-- begin Entries shown --
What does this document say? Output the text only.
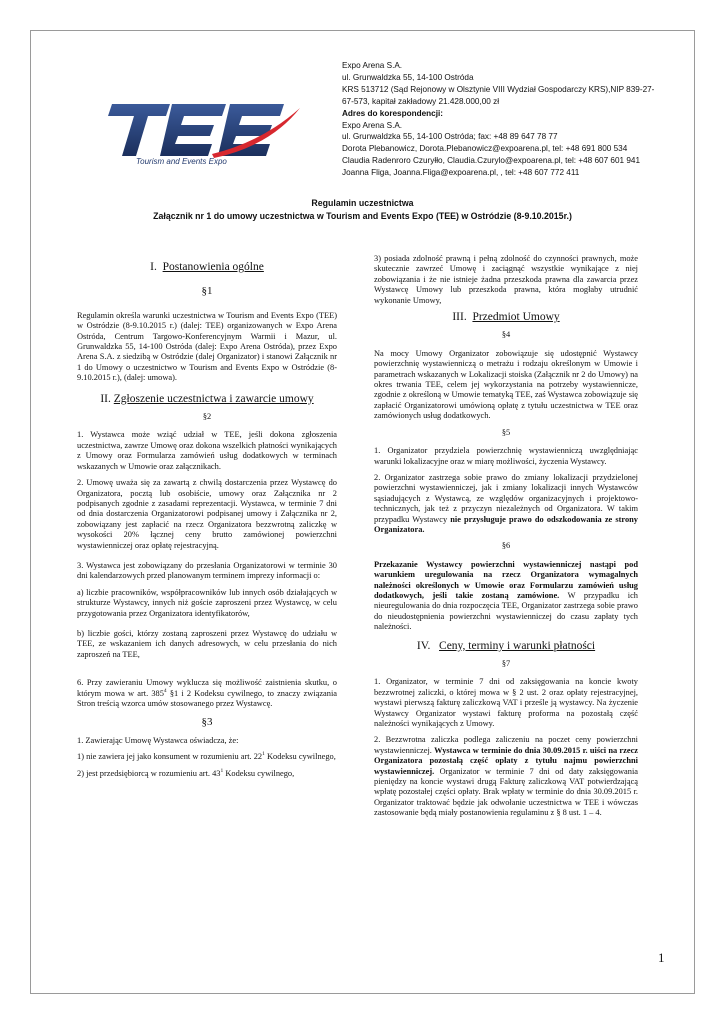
Tourism and Events Expo
Expo Arena S.A.
ul. Grunwaldzka 55, 14-100 Ostróda
KRS 513712 (Sąd Rejonowy w Olsztynie VIII Wydział Gospodarczy KRS),NIP 839-27-
67-573, kapitał zakładowy 21.428.000,00 zł
Adres do korespondencji:
Expo Arena S.A.
ul. Grunwaldzka 55, 14-100 Ostróda; fax: +48 89 647 78 77
Dorota Plebanowicz, Dorota.Plebanowicz@expoarena.pl, tel: +48 691 800 534
Claudia Radenroro Czuryłło, Claudia.Czurylo@expoarena.pl, tel: +48 607 601 941
Joanna Fliga, Joanna.Fliga@expoarena.pl, , tel: +48 607 772 411
Regulamin uczestnictwa
Załącznik nr 1 do umowy uczestnictwa w Tourism and Events Expo (TEE) w Ostródzie (8-9.10.2015r.)
I. Postanowienia ogólne
§1

Regulamin określa warunki uczestnictwa w Tourism and Events Expo (TEE) w Ostródzie (8-9.10.2015 r.) (dalej: TEE) organizowanych w Expo Arena Ostróda, Centrum Targowo-Konferencyjnym Warmii i Mazur, ul. Grunwaldzka 55, 14-100 Ostróda (dalej: Expo Arena Ostróda), przez Expo Arena S.A. z siedzibą w Ostródzie (dalej Organizator) i stanowi Załącznik nr 1 do Umowy o uczestnictwo w Tourism and Events Expo w Ostródzie (8-9.10.2015 r.), (dalej: umowa).

II. Zgłoszenie uczestnictwa i zawarcie umowy
§2

1. Wystawca może wziąć udział w TEE, jeśli dokona zgłoszenia uczestnictwa, zawrze Umowę oraz dokona wszelkich płatności wynikających z Umowy oraz Formularza zamówień usług dodatkowych w terminach wskazanych w Umowie oraz załącznikach.

2. Umowę uważa się za zawartą z chwilą dostarczenia przez Wystawcę do Organizatora, pocztą lub osobiście, umowy oraz Załącznika nr 2 podpisanych zgodnie z zasadami reprezentacji. Wystawca, w terminie 7 dni od dnia dostarczenia Organizatorowi podpisanej umowy i Załącznika nr 2, zobowiązany jest zapłacić na rzecz Organizatora bezzwrotną zaliczkę w wysokości 20% łącznej ceny brutto zamówionej powierzchni wystawienniczej oraz opłatę rejestracyjną.

3. Wystawca jest zobowiązany do przesłania Organizatorowi w terminie 30 dni kalendarzowych przed planowanym terminem imprezy informacji o:

a) liczbie pracowników, współpracowników lub innych osób działających w strukturze Wystawcy, innych niż goście zaproszeni przez Wystawcę, w celu przygotowania przez Organizatora identyfikatorów,

b) liczbie gości, którzy zostaną zaproszeni przez Wystawcę do udziału w TEE, ze wskazaniem ich danych adresowych, w celu przesłania do nich zaproszeń na TEE,

6. Przy zawieraniu Umowy wyklucza się możliwość zaistnienia skutku, o którym mowa w art. $385^4$ §1 i 2 Kodeksu cywilnego, to znaczy związania Stron treścią wzorca umów stosowanego przez Wystawcę.

§3

1. Zawierając Umowę Wystawca oświadcza, że:

1) nie zawiera jej jako konsument w rozumieniu art. $22^1$ Kodeksu cywilnego,

2) jest przedsiębiorcą w rozumieniu art. $43^1$ Kodeksu cywilnego,

3) posiada zdolność prawną i pełną zdolność do czynności prawnych, może skutecznie zawrzeć Umowę i zaciągnąć wszystkie wynikające z niej zobowiązania i że nie istnieje żadna przeszkoda prawna dla zawarcia przez Wystawcę Umowy lub przeszkoda prawna, która mogłaby utrudnić wykonanie Umowy,

III. Przedmiot Umowy
§4

Na mocy Umowy Organizator zobowiązuje się udostępnić Wystawcy powierzchnię wystawienniczą o metrażu i rodzaju określonym w Umowie i parametrach wskazanych w Lokalizacji stoiska (Załącznik nr 2 do Umowy) na okres trwania TEE, celem jej wykorzystania na potrzeby wystawiennicze, zgodnie z określoną w Umowie tematyką TEE, zaś Wystawca zobowiązuje się zapłacić Organizatorowi umówioną opłatę z tytułu uczestnictwa w TEE oraz zamówionych usług dodatkowych.

§5

1. Organizator przydziela powierzchnię wystawienniczą uwzględniając warunki lokalizacyjne oraz w miarę możliwości, życzenia Wystawcy.

2. Organizator zastrzega sobie prawo do zmiany lokalizacji przydzielonej powierzchni wystawienniczej, jak i zmiany lokalizacji innych Wystawców sąsiadujących z Wystawcą, ze względów organizacyjnych i projektowo-technicznych, jak też z przyczyn niezależnych od Organizatora. W takim przypadku Wystawcy nie przysługuje prawo do odszkodowania ze strony Organizatora.

§6

Przekazanie Wystawcy powierzchni wystawienniczej nastąpi pod warunkiem uregulowania na rzecz Organizatora wymagalnych należności określonych w Umowie oraz Formularzu zamówień usług dodatkowych, jeśli takie zostaną zamówione. W przypadku ich nieuregulowania do dnia rozpoczęcia TEE, Organizator zastrzega sobie prawo do nieudostępnienia powierzchni wystawienniczej do czasu zapłaty tych należności.

IV. Ceny, terminy i warunki płatności
§7

1. Organizator, w terminie 7 dni od zaksięgowania na koncie kwoty bezzwrotnej zaliczki, o której mowa w § 2 ust. 2 oraz opłaty rejestracyjnej, wystawi pierwszą fakturę zaliczkową VAT i prześle ją wystawcy. Na życzenie Wystawcy Organizator wystawi fakturę proforma na pozostałą część należności wynikających z Umowy.

2. Bezzwrotna zaliczka podlega zaliczeniu na poczet ceny powierzchni wystawienniczej. Wystawca w terminie do dnia 30.09.2015 r. uiści na rzecz Organizatora pozostałą część opłaty z tytułu najmu powierzchni wystawienniczej. Organizator w terminie 7 dni od daty zaksięgowania pieniędzy na koncie wystawi drugą Fakturę zaliczkową VAT potwierdzającą wpłatę pozostałej części opłaty. Brak wpłaty w terminie do dnia 30.09.2015 r. Organizator traktować będzie jak odwołanie uczestnictwa w TEE i wówczas zastosowanie będą miały postanowienia regulaminu z § 8 ust. 1 – 4.

1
-- end Entries shown --
What is required:
Write out the whole listing exactly, and drop the pictures.

Written reply:
What does this document say? Output the text only.
Tourism and Events Expo
Expo Arena S.A.
ul. Grunwaldzka 55, 14-100 Ostróda
KRS 513712 (Sąd Rejonowy w Olsztynie VIII Wydział Gospodarczy KRS),NIP 839-27-
67-573, kapitał zakładowy 21.428.000,00 zł
Adres do korespondencji:
Expo Arena S.A.
ul. Grunwaldzka 55, 14-100 Ostróda; fax: +48 89 647 78 77
Dorota Plebanowicz, Dorota.Plebanowicz@expoarena.pl, tel: +48 691 800 534
Claudia Radenroro Czuryłło, Claudia.Czurylo@expoarena.pl, tel: +48 607 601 941
Joanna Fliga, Joanna.Fliga@expoarena.pl, , tel: +48 607 772 411
Regulamin uczestnictwa
Załącznik nr 1 do umowy uczestnictwa w Tourism and Events Expo (TEE) w Ostródzie (8-9.10.2015r.)
I. Postanowienia ogólne
§1

Regulamin określa warunki uczestnictwa w Tourism and Events Expo (TEE) w Ostródzie (8-9.10.2015 r.) (dalej: TEE) organizowanych w Expo Arena Ostróda, Centrum Targowo-Konferencyjnym Warmii i Mazur, ul. Grunwaldzka 55, 14-100 Ostróda (dalej: Expo Arena Ostróda), przez Expo Arena S.A. z siedzibą w Ostródzie (dalej Organizator) i stanowi Załącznik nr 1 do Umowy o uczestnictwo w Tourism and Events Expo w Ostródzie (8-9.10.2015 r.), (dalej: umowa).

II. Zgłoszenie uczestnictwa i zawarcie umowy
§2

1. Wystawca może wziąć udział w TEE, jeśli dokona zgłoszenia uczestnictwa, zawrze Umowę oraz dokona wszelkich płatności wynikających z Umowy oraz Formularza zamówień usług dodatkowych w terminach wskazanych w Umowie oraz załącznikach.

2. Umowę uważa się za zawartą z chwilą dostarczenia przez Wystawcę do Organizatora, pocztą lub osobiście, umowy oraz Załącznika nr 2 podpisanych zgodnie z zasadami reprezentacji. Wystawca, w terminie 7 dni od dnia dostarczenia Organizatorowi podpisanej umowy i Załącznika nr 2, zobowiązany jest zapłacić na rzecz Organizatora bezzwrotną zaliczkę w wysokości 20% łącznej ceny brutto zamówionej powierzchni wystawienniczej oraz opłatę rejestracyjną.

3. Wystawca jest zobowiązany do przesłania Organizatorowi w terminie 30 dni kalendarzowych przed planowanym terminem imprezy informacji o:

a) liczbie pracowników, współpracowników lub innych osób działających w strukturze Wystawcy, innych niż goście zaproszeni przez Wystawcę, w celu przygotowania przez Organizatora identyfikatorów,

b) liczbie gości, którzy zostaną zaproszeni przez Wystawcę do udziału w TEE, ze wskazaniem ich danych adresowych, w celu przesłania do nich zaproszeń na TEE,

6. Przy zawieraniu Umowy wyklucza się możliwość zaistnienia skutku, o którym mowa w art. $385^4$ §1 i 2 Kodeksu cywilnego, to znaczy związania Stron treścią wzorca umów stosowanego przez Wystawcę.

§3

1. Zawierając Umowę Wystawca oświadcza, że:

1) nie zawiera jej jako konsument w rozumieniu art. $22^1$ Kodeksu cywilnego,

2) jest przedsiębiorcą w rozumieniu art. $43^1$ Kodeksu cywilnego,

3) posiada zdolność prawną i pełną zdolność do czynności prawnych, może skutecznie zawrzeć Umowę i zaciągnąć wszystkie wynikające z niej zobowiązania i że nie istnieje żadna przeszkoda prawna dla zawarcia przez Wystawcę Umowy lub przeszkoda prawna, która mogłaby utrudnić wykonanie Umowy,

III. Przedmiot Umowy
§4

Na mocy Umowy Organizator zobowiązuje się udostępnić Wystawcy powierzchnię wystawienniczą o metrażu i rodzaju określonym w Umowie i parametrach wskazanych w Lokalizacji stoiska (Załącznik nr 2 do Umowy) na okres trwania TEE, celem jej wykorzystania na potrzeby wystawiennicze, zgodnie z określoną w Umowie tematyką TEE, zaś Wystawca zobowiązuje się zapłacić Organizatorowi umówioną opłatę z tytułu uczestnictwa w TEE oraz zamówionych usług dodatkowych.

§5

1. Organizator przydziela powierzchnię wystawienniczą uwzględniając warunki lokalizacyjne oraz w miarę możliwości, życzenia Wystawcy.

2. Organizator zastrzega sobie prawo do zmiany lokalizacji przydzielonej powierzchni wystawienniczej, jak i zmiany lokalizacji innych Wystawców sąsiadujących z Wystawcą, ze względów organizacyjnych i projektowo-technicznych, jak też z przyczyn niezależnych od Organizatora. W takim przypadku Wystawcy nie przysługuje prawo do odszkodowania ze strony Organizatora.

§6

Przekazanie Wystawcy powierzchni wystawienniczej nastąpi pod warunkiem uregulowania na rzecz Organizatora wymagalnych należności określonych w Umowie oraz Formularzu zamówień usług dodatkowych, jeśli takie zostaną zamówione. W przypadku ich nieuregulowania do dnia rozpoczęcia TEE, Organizator zastrzega sobie prawo do nieudostępnienia powierzchni wystawienniczej do czasu zapłaty tych należności.

IV. Ceny, terminy i warunki płatności
§7

1. Organizator, w terminie 7 dni od zaksięgowania na koncie kwoty bezzwrotnej zaliczki, o której mowa w § 2 ust. 2 oraz opłaty rejestracyjnej, wystawi pierwszą fakturę zaliczkową VAT i prześle ją wystawcy. Na życzenie Wystawcy Organizator wystawi fakturę proforma na pozostałą część należności wynikających z Umowy.

2. Bezzwrotna zaliczka podlega zaliczeniu na poczet ceny powierzchni wystawienniczej. Wystawca w terminie do dnia 30.09.2015 r. uiści na rzecz Organizatora pozostałą część opłaty z tytułu najmu powierzchni wystawienniczej. Organizator w terminie 7 dni od daty zaksięgowania pieniędzy na koncie wystawi drugą Fakturę zaliczkową VAT potwierdzającą wpłatę pozostałej części opłaty. Brak wpłaty w terminie do dnia 30.09.2015 r. Organizator traktować będzie jak odwołanie uczestnictwa w TEE i wówczas zastosowanie będą miały postanowienia regulaminu z § 8 ust. 1 – 4.

1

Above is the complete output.